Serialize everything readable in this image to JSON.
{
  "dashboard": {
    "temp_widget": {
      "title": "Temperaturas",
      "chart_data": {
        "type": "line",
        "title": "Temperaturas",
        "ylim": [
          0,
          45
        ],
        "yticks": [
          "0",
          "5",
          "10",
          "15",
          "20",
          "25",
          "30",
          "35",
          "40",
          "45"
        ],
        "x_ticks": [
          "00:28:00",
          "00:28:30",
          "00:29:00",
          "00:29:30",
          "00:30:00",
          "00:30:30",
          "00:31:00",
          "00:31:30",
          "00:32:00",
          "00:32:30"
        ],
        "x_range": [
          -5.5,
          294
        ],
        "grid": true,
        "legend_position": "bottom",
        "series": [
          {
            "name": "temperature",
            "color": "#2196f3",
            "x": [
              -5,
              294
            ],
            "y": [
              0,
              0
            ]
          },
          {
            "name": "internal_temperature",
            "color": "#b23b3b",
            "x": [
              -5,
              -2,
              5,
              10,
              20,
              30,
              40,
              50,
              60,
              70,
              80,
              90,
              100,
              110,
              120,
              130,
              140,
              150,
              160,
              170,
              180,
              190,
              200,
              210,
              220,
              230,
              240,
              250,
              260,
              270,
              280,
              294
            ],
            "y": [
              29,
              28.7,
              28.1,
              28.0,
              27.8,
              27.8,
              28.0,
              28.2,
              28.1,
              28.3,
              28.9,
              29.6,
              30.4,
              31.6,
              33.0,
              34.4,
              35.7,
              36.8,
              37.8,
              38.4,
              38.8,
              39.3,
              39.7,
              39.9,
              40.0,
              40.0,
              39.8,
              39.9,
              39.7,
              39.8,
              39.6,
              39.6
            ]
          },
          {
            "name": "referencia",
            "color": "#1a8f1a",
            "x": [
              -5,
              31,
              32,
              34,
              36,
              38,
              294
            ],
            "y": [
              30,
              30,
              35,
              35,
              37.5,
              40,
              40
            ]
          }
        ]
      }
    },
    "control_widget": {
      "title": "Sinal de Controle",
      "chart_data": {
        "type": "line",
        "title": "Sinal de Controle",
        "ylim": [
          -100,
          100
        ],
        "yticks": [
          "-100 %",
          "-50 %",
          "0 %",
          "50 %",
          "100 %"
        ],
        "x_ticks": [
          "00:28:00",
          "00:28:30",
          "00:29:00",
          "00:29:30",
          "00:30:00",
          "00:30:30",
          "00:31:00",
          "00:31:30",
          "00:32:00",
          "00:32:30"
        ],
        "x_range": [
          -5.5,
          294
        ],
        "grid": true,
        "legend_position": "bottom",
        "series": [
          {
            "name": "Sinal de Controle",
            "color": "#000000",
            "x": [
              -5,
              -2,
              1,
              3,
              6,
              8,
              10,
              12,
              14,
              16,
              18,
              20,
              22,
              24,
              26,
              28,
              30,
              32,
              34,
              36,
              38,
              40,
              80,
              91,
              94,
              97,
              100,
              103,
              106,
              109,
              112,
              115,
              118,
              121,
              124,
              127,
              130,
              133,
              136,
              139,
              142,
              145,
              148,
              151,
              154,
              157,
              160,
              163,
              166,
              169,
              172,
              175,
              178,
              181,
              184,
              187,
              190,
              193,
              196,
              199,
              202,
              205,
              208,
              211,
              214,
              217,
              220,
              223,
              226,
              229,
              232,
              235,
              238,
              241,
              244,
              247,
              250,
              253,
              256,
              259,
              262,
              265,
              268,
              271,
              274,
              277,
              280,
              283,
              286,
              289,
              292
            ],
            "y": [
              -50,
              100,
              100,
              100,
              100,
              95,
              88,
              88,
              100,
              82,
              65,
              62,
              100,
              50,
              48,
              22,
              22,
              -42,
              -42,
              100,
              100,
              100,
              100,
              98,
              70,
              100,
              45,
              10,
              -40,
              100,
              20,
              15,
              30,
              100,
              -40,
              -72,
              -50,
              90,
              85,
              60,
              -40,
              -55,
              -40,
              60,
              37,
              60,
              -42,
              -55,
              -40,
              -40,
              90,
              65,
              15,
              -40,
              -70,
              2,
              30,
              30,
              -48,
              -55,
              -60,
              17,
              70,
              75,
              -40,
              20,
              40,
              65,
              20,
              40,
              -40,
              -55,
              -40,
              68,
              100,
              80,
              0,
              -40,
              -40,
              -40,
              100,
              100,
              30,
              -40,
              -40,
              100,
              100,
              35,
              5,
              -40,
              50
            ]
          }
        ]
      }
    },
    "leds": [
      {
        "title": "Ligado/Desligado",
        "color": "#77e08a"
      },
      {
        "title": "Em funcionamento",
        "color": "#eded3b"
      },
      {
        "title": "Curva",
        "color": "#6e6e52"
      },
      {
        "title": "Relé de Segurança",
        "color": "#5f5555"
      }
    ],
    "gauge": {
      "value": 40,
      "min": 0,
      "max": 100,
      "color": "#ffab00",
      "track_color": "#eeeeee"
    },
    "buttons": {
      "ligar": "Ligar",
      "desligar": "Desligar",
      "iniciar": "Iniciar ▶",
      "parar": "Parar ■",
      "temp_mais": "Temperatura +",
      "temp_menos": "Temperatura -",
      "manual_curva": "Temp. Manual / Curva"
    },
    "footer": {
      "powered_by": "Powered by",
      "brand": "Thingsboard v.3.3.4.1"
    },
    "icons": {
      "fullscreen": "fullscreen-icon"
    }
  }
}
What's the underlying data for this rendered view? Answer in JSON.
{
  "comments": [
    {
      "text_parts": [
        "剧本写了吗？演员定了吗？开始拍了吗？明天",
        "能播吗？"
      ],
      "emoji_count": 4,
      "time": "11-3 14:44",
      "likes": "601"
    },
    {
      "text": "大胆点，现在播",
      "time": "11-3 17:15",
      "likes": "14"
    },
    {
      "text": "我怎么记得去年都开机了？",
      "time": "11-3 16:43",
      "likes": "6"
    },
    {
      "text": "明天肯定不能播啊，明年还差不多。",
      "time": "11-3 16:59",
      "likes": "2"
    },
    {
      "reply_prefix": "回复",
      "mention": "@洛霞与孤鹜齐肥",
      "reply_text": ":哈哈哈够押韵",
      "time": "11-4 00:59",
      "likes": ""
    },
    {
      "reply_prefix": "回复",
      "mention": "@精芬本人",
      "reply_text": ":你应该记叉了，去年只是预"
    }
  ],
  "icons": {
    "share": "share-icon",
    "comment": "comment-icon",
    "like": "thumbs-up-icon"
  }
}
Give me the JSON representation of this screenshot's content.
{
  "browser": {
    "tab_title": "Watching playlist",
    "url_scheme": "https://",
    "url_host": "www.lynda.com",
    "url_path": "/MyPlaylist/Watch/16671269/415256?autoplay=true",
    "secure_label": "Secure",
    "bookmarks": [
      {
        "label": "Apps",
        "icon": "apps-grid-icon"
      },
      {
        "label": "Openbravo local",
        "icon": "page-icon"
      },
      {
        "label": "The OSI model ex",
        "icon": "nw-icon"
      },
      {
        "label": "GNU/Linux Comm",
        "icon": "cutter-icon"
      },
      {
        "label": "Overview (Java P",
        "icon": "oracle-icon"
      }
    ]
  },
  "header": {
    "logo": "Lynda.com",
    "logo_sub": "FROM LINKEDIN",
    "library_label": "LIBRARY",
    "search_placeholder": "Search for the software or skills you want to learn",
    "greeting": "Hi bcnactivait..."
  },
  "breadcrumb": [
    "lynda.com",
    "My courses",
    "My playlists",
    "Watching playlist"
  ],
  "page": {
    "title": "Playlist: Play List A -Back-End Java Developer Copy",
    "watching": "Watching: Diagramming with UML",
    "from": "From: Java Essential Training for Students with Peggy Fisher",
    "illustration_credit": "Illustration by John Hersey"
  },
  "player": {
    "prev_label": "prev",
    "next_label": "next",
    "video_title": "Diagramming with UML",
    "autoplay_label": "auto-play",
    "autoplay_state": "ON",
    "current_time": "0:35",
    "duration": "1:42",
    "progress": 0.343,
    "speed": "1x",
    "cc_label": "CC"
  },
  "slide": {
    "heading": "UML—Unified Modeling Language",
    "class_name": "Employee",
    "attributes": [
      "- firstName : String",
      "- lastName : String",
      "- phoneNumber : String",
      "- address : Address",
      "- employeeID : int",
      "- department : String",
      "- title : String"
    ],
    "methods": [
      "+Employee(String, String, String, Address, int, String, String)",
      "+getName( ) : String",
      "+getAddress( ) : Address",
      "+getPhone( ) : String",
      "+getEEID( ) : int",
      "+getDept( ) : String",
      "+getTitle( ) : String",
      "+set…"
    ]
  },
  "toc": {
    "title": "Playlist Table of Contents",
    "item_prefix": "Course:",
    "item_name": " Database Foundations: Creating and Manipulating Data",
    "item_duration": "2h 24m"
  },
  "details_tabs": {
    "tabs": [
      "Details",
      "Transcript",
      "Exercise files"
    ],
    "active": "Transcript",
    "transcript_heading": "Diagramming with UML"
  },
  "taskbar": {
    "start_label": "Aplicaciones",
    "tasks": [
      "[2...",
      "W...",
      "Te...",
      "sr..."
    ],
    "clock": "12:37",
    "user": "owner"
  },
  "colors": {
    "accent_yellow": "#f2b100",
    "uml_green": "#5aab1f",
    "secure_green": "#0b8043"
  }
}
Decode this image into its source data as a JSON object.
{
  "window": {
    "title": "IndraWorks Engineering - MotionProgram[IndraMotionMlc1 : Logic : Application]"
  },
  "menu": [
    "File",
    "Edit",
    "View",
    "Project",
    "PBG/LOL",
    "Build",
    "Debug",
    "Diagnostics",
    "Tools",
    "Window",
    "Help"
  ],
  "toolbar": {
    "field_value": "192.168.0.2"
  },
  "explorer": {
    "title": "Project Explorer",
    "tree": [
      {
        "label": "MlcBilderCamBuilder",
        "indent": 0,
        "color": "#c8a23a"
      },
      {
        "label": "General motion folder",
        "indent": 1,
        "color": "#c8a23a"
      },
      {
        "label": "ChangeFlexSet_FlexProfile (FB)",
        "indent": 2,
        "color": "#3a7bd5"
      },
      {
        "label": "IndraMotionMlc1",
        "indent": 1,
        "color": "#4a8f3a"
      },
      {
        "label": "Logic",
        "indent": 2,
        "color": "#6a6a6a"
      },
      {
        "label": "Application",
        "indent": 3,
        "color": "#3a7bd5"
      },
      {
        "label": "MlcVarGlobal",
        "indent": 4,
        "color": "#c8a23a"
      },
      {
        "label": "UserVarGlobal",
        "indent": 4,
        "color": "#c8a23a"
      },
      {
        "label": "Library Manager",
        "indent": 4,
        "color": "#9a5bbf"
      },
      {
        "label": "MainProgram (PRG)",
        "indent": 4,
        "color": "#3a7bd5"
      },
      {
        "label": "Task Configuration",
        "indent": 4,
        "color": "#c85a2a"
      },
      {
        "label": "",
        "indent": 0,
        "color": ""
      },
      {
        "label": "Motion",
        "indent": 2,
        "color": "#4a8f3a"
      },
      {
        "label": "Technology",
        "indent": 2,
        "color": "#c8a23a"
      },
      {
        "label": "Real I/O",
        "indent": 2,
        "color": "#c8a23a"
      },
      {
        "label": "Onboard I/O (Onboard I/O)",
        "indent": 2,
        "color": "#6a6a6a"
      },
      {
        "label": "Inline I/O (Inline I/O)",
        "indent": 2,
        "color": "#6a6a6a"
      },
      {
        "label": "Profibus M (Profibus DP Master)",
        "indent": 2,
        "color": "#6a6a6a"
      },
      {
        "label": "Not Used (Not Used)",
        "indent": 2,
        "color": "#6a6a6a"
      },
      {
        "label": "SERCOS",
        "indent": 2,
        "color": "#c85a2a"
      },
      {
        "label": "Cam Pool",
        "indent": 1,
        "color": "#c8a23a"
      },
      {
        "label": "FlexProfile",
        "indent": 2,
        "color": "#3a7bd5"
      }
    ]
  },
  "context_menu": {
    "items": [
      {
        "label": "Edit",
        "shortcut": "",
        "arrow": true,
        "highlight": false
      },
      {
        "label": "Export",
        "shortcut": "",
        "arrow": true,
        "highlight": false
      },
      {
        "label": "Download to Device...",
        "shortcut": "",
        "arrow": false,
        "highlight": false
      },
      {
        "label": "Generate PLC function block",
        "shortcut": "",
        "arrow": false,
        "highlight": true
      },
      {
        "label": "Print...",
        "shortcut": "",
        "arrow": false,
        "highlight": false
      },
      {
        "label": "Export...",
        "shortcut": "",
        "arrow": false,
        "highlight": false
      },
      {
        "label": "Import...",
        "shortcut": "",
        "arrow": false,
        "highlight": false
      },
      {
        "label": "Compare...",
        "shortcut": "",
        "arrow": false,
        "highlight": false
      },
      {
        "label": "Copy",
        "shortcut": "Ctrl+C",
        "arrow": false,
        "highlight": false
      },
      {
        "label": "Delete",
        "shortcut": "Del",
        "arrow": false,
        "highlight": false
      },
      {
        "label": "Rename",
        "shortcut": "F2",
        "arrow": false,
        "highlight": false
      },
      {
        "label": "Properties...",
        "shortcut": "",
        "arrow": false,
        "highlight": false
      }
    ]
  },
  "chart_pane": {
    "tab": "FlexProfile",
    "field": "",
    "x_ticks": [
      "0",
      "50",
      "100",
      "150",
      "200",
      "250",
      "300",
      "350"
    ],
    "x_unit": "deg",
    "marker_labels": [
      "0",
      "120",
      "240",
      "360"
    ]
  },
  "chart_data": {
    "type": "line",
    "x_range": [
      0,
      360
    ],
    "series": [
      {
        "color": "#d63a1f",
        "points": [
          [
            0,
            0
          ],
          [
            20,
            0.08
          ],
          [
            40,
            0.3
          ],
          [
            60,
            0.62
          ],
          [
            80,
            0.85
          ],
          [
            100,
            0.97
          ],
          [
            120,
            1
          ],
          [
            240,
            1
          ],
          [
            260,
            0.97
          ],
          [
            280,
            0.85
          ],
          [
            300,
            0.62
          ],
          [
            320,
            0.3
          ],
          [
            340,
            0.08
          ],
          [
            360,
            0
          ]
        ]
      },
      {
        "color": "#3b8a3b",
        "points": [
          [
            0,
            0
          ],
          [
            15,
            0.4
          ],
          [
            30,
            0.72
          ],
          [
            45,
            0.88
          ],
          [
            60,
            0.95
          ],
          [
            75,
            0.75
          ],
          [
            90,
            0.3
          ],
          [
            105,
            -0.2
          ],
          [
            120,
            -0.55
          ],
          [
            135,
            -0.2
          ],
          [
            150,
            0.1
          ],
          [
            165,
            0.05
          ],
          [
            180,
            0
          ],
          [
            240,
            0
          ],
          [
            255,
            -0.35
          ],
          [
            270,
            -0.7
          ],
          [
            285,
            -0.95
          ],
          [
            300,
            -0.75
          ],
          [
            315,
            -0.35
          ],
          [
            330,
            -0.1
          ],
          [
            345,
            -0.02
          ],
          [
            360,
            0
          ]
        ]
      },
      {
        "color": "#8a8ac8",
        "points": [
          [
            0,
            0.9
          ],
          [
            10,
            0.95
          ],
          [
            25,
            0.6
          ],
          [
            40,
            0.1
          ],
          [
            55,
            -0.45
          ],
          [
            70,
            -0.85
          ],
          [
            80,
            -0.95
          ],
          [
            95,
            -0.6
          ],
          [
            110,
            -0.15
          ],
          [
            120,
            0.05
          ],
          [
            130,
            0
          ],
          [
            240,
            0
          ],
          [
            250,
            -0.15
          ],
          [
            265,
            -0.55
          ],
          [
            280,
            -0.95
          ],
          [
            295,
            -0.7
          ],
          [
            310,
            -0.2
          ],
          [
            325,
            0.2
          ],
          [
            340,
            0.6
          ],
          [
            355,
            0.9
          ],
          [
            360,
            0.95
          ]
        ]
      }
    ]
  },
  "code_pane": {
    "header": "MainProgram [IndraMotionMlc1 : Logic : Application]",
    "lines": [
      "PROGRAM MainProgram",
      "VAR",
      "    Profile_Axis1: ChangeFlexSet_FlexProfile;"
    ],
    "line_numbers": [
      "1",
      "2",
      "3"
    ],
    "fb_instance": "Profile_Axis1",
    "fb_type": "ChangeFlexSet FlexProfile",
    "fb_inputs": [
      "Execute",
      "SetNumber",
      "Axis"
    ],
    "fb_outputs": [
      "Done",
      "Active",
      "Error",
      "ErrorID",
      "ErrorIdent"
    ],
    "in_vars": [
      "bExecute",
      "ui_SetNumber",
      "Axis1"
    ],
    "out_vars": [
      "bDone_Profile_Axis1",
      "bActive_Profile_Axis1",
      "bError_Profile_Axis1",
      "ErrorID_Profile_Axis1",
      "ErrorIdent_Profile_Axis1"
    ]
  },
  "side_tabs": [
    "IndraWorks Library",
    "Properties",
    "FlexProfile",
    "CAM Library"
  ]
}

----

Stated goal = Find every line in the records above that contains the word "with", and copy each one.

Completed task =
    "watching": "Watching: Diagramming with UML",
    "from": "From: Java Essential Training for Students with Peggy Fisher",
    "video_title": "Diagramming with UML",
    "transcript_heading": "Diagramming with UML"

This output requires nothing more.